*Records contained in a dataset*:
◇ ◇ ◇ ◇

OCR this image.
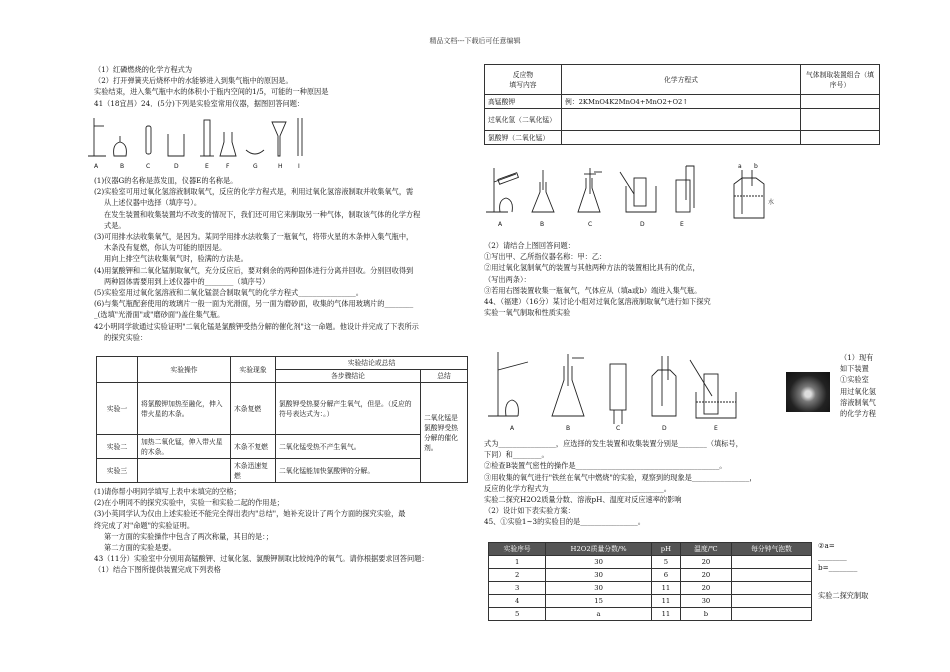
精品文档---下载后可任意编辑

（1）红磷燃烧的化学方程式为

（2）打开弹簧夹后烧杯中的水能够进入到集气瓶中的原因是。

实验结束，进入集气瓶中水的体积小于瓶内空间的1/5，可能的一种原因是

41（18宜昌）24．(5分)下列是实验室常用仪器，据图回答问题：

A	B	C	D	E	F	G	H	I

(1)仪器G的名称是蒸发皿，仪器E的名称是。

(2)实验室可用过氧化氢溶液制取氧气，反应的化学方程式是，利用过氧化氢溶液制取并收集氧气，需

从上述仪器中选择（填序号）。

在发生装置和收集装置均不改变的情况下，我们还可用它来制取另一种气体，制取该气体的化学方程

式是。

(3)可用排水法收集氧气，是因为。某同学用排水法收集了一瓶氧气，将带火星的木条伸入集气瓶中，

木条没有复燃，你认为可能的原因是。

用向上排空气法收集氧气时，验满的方法是。

(4)用氯酸钾和二氧化锰制取氧气，充分反应后，要对剩余的两种固体进行分离并回收。分别回收得到

两种固体需要用到上述仪器中的________（填序号）

(5)实验室用过氧化氢溶液和二氧化锰混合制取氧气的化学方程式________________。

(6)与集气瓶配套使用的玻璃片一般一面为光滑面，另一面为磨砂面，收集的气体用玻璃片的________

_(选填"光滑面"或"磨砂面")盖住集气瓶。

42小明同学欲通过实验证明"二氧化锰是氯酸钾受热分解的催化剂"这一命题。他设计并完成了下表所示

的探究实验：

	实验操作	实验现象	实验结论或总结	
			各步骤结论	总结
实验一	将氯酸钾加热至融化，伸入带火星的木条。	木条复燃	氯酸钾受热要分解产生氧气，但是。（反应的符号表达式为：。）	二氧化锰是氯酸钾受热分解的催化剂。
实验二	加热二氧化锰，伸入带火星的木条。	木条不复燃	二氧化锰受热不产生氧气。	
实验三		木条迅速复燃	二氧化锰能加快氯酸钾的分解。	

(1)请你帮小明同学填写上表中未填完的空格；

(2)在小明同不的探究实验中，实验一和实验二起的作用是；

(3)小英同学认为仅由上述实验还不能完全得出表内"总结"，她补充设计了两个方面的探究实验，最

终完成了对"命题"的实验证明。

第一方面的实验操作中包含了两次称量，其目的是：；

第二方面的实验是要。

43（11分）实验室中分别用高锰酸钾、过氧化氢、氯酸钾制取比较纯净的氧气。请你根据要求回答问题：

（1）结合下图所提供装置完成下列表格

反应物
填写内容	化学方程式	气体制取装置组合（填序号）
高锰酸钾	例：2KMnO4K2MnO4+MnO2+O2↑	
过氧化氢（二氧化锰）		
氯酸钾（二氧化锰）		
A	B	C	D	E
a b
水

（2）请结合上图回答问题：

①写出甲、乙所指仪器名称：甲：乙：

②用过氧化氢制氧气的装置与其他两种方法的装置相比具有的优点，

（写出两条）：

③若用右图装置收集一瓶氧气，气体应从（填a或b）端进入集气瓶。

44、（福建）（16分）某讨论小组对过氧化氢溶液制取氧气进行如下探究

实验一氧气制取和性质实验

A	B	C	D	E

（1）现有

如下装置

①实验室

用过氧化氢

溶液制氧气

的化学方程

式为________________，应选择的发生装置和收集装置分别是________（填标号，

下同）和________。

②检查B装置气密性的操作是________________________________________。

③用收集的氧气进行"铁丝在氧气中燃烧"的实验，观察到的现象是________________，

反应的化学方程式为________________________________。

实验二探究H2O2质量分数、溶液pH、温度对反应速率的影响

（2）设计如下表实验方案：

45、①实验1~3的实验目的是________________。

实验序号	H2O2质量分数/%	pH	温度/℃	每分钟气泡数
1	30	5	20	
2	30	6	20	
3	30	11	20	
4	15	11	30	
5	a	11	b	

②a=

________

b=________

实验二探究制取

◇ ◇ ◇ ◇

*What you should do*: All the records need to be repeated exactly, with the images dropped.

*Solution to this problem*:
OCR this image.
精品文档---下载后可任意编辑

（1）红磷燃烧的化学方程式为

（2）打开弹簧夹后烧杯中的水能够进入到集气瓶中的原因是。

实验结束，进入集气瓶中水的体积小于瓶内空间的1/5，可能的一种原因是

41（18宜昌）24．(5分)下列是实验室常用仪器，据图回答问题：

A	B	C	D	E	F	G	H	I

(1)仪器G的名称是蒸发皿，仪器E的名称是。

(2)实验室可用过氧化氢溶液制取氧气，反应的化学方程式是，利用过氧化氢溶液制取并收集氧气，需

从上述仪器中选择（填序号）。

在发生装置和收集装置均不改变的情况下，我们还可用它来制取另一种气体，制取该气体的化学方程

式是。

(3)可用排水法收集氧气，是因为。某同学用排水法收集了一瓶氧气，将带火星的木条伸入集气瓶中，

木条没有复燃，你认为可能的原因是。

用向上排空气法收集氧气时，验满的方法是。

(4)用氯酸钾和二氧化锰制取氧气，充分反应后，要对剩余的两种固体进行分离并回收。分别回收得到

两种固体需要用到上述仪器中的________（填序号）

(5)实验室用过氧化氢溶液和二氧化锰混合制取氧气的化学方程式________________。

(6)与集气瓶配套使用的玻璃片一般一面为光滑面，另一面为磨砂面，收集的气体用玻璃片的________

_(选填"光滑面"或"磨砂面")盖住集气瓶。

42小明同学欲通过实验证明"二氧化锰是氯酸钾受热分解的催化剂"这一命题。他设计并完成了下表所示

的探究实验：

	实验操作	实验现象	实验结论或总结	
			各步骤结论	总结
实验一	将氯酸钾加热至融化，伸入带火星的木条。	木条复燃	氯酸钾受热要分解产生氧气，但是。（反应的符号表达式为：。）	二氧化锰是氯酸钾受热分解的催化剂。
实验二	加热二氧化锰，伸入带火星的木条。	木条不复燃	二氧化锰受热不产生氧气。	
实验三		木条迅速复燃	二氧化锰能加快氯酸钾的分解。	

(1)请你帮小明同学填写上表中未填完的空格；

(2)在小明同不的探究实验中，实验一和实验二起的作用是；

(3)小英同学认为仅由上述实验还不能完全得出表内"总结"，她补充设计了两个方面的探究实验，最

终完成了对"命题"的实验证明。

第一方面的实验操作中包含了两次称量，其目的是：；

第二方面的实验是要。

43（11分）实验室中分别用高锰酸钾、过氧化氢、氯酸钾制取比较纯净的氧气。请你根据要求回答问题：

（1）结合下图所提供装置完成下列表格

反应物
填写内容	化学方程式	气体制取装置组合（填序号）
高锰酸钾	例：2KMnO4K2MnO4+MnO2+O2↑	
过氧化氢（二氧化锰）		
氯酸钾（二氧化锰）		
A	B	C	D	E
a b
水

（2）请结合上图回答问题：

①写出甲、乙所指仪器名称：甲：乙：

②用过氧化氢制氧气的装置与其他两种方法的装置相比具有的优点，

（写出两条）：

③若用右图装置收集一瓶氧气，气体应从（填a或b）端进入集气瓶。

44、（福建）（16分）某讨论小组对过氧化氢溶液制取氧气进行如下探究

实验一氧气制取和性质实验

A	B	C	D	E

（1）现有

如下装置

①实验室

用过氧化氢

溶液制氧气

的化学方程

式为________________，应选择的发生装置和收集装置分别是________（填标号，

下同）和________。

②检查B装置气密性的操作是________________________________________。

③用收集的氧气进行"铁丝在氧气中燃烧"的实验，观察到的现象是________________，

反应的化学方程式为________________________________。

实验二探究H2O2质量分数、溶液pH、温度对反应速率的影响

（2）设计如下表实验方案：

45、①实验1~3的实验目的是________________。

实验序号	H2O2质量分数/%	pH	温度/℃	每分钟气泡数
1	30	5	20	
2	30	6	20	
3	30	11	20	
4	15	11	30	
5	a	11	b	

②a=

________

b=________

实验二探究制取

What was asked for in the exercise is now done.